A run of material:
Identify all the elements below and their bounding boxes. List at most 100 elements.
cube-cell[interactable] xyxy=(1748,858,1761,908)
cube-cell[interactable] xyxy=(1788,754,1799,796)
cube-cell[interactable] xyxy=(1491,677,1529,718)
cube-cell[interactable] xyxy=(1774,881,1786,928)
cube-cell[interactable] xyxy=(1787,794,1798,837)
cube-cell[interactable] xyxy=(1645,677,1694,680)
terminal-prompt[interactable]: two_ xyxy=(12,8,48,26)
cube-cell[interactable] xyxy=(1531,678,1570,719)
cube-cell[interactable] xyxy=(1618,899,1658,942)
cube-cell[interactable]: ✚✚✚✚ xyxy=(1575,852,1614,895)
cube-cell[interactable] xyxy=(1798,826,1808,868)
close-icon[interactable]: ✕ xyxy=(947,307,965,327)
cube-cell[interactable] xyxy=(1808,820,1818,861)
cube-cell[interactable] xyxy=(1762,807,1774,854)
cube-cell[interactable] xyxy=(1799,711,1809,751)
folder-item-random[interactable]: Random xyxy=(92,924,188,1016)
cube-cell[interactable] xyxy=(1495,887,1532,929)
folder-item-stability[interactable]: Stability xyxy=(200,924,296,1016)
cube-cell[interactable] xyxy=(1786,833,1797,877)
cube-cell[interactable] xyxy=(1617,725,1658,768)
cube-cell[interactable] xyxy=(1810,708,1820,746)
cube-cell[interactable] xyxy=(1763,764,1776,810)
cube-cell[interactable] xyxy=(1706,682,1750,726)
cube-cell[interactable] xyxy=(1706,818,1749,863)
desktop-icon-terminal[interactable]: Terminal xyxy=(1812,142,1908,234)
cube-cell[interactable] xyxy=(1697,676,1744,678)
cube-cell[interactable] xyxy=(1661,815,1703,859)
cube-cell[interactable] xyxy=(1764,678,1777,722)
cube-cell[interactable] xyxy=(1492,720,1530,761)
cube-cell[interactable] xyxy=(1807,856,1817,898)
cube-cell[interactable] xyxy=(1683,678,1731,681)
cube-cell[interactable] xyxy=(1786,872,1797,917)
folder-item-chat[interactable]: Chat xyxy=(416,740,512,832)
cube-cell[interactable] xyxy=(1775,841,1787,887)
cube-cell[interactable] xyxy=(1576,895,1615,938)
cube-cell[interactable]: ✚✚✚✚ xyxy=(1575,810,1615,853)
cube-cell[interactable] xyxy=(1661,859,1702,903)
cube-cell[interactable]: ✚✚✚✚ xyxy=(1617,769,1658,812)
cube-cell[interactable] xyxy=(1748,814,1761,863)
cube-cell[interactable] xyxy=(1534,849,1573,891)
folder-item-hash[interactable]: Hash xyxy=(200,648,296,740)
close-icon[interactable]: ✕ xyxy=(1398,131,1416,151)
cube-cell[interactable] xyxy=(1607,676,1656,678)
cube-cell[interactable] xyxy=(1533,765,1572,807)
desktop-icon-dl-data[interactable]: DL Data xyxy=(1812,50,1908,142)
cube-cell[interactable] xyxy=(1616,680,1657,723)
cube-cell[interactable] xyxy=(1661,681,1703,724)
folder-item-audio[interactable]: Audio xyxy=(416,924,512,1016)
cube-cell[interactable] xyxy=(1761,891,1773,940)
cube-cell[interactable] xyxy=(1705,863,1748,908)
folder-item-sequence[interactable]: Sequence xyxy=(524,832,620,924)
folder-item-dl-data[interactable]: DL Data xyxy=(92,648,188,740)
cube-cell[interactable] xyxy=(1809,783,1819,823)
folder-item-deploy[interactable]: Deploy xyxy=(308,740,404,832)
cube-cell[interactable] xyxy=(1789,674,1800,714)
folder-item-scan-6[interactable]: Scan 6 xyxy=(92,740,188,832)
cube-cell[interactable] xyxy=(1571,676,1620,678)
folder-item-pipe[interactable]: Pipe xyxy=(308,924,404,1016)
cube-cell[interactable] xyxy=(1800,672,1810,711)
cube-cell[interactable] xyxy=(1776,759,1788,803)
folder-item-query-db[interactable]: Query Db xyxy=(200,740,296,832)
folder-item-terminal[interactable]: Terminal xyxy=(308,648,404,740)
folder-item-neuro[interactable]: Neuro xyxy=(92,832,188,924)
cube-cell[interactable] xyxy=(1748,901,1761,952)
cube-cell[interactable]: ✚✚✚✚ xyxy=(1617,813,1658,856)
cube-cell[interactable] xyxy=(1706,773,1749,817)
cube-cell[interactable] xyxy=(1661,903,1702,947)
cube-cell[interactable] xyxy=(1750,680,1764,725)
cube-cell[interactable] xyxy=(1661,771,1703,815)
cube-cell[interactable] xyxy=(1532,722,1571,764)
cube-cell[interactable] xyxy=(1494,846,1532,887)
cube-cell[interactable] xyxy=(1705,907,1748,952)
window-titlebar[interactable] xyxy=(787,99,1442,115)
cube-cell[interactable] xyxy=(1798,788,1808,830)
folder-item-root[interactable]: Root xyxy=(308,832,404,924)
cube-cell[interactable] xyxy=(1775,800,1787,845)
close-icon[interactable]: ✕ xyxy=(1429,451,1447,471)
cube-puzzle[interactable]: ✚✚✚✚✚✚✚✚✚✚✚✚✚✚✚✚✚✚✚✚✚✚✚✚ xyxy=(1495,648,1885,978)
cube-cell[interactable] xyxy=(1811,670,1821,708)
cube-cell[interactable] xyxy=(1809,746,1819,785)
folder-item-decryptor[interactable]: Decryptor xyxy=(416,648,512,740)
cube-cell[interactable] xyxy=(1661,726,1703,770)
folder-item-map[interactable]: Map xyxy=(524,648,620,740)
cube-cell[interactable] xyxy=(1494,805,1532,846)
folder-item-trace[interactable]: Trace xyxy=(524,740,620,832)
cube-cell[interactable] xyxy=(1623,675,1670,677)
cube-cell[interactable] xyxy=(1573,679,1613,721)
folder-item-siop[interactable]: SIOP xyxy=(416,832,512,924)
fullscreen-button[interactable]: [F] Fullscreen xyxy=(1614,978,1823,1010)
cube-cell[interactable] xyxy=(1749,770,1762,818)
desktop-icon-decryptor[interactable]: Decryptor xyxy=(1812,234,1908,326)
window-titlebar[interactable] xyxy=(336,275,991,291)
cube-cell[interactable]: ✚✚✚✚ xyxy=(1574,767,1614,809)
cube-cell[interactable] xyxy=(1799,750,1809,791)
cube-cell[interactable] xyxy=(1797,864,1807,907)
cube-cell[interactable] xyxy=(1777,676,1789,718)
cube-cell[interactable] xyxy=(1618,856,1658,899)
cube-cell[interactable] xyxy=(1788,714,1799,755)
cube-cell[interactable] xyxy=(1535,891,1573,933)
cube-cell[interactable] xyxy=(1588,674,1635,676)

PROBLEM STATEMENT: Reproduce verbatim the stretch of the material from its start through the line that contains "cube-cell[interactable] xyxy=(1810,708,1820,746)", including both ends.

EXERCISE RESULT:
Identify all the elements below and their bounding boxes. List at most 100 elements.
cube-cell[interactable] xyxy=(1748,858,1761,908)
cube-cell[interactable] xyxy=(1788,754,1799,796)
cube-cell[interactable] xyxy=(1491,677,1529,718)
cube-cell[interactable] xyxy=(1774,881,1786,928)
cube-cell[interactable] xyxy=(1787,794,1798,837)
cube-cell[interactable] xyxy=(1645,677,1694,680)
terminal-prompt[interactable]: two_ xyxy=(12,8,48,26)
cube-cell[interactable] xyxy=(1531,678,1570,719)
cube-cell[interactable] xyxy=(1618,899,1658,942)
cube-cell[interactable]: ✚✚✚✚ xyxy=(1575,852,1614,895)
cube-cell[interactable] xyxy=(1798,826,1808,868)
close-icon[interactable]: ✕ xyxy=(947,307,965,327)
cube-cell[interactable] xyxy=(1808,820,1818,861)
cube-cell[interactable] xyxy=(1762,807,1774,854)
cube-cell[interactable] xyxy=(1799,711,1809,751)
folder-item-random[interactable]: Random xyxy=(92,924,188,1016)
cube-cell[interactable] xyxy=(1495,887,1532,929)
folder-item-stability[interactable]: Stability xyxy=(200,924,296,1016)
cube-cell[interactable] xyxy=(1786,833,1797,877)
cube-cell[interactable] xyxy=(1617,725,1658,768)
cube-cell[interactable] xyxy=(1810,708,1820,746)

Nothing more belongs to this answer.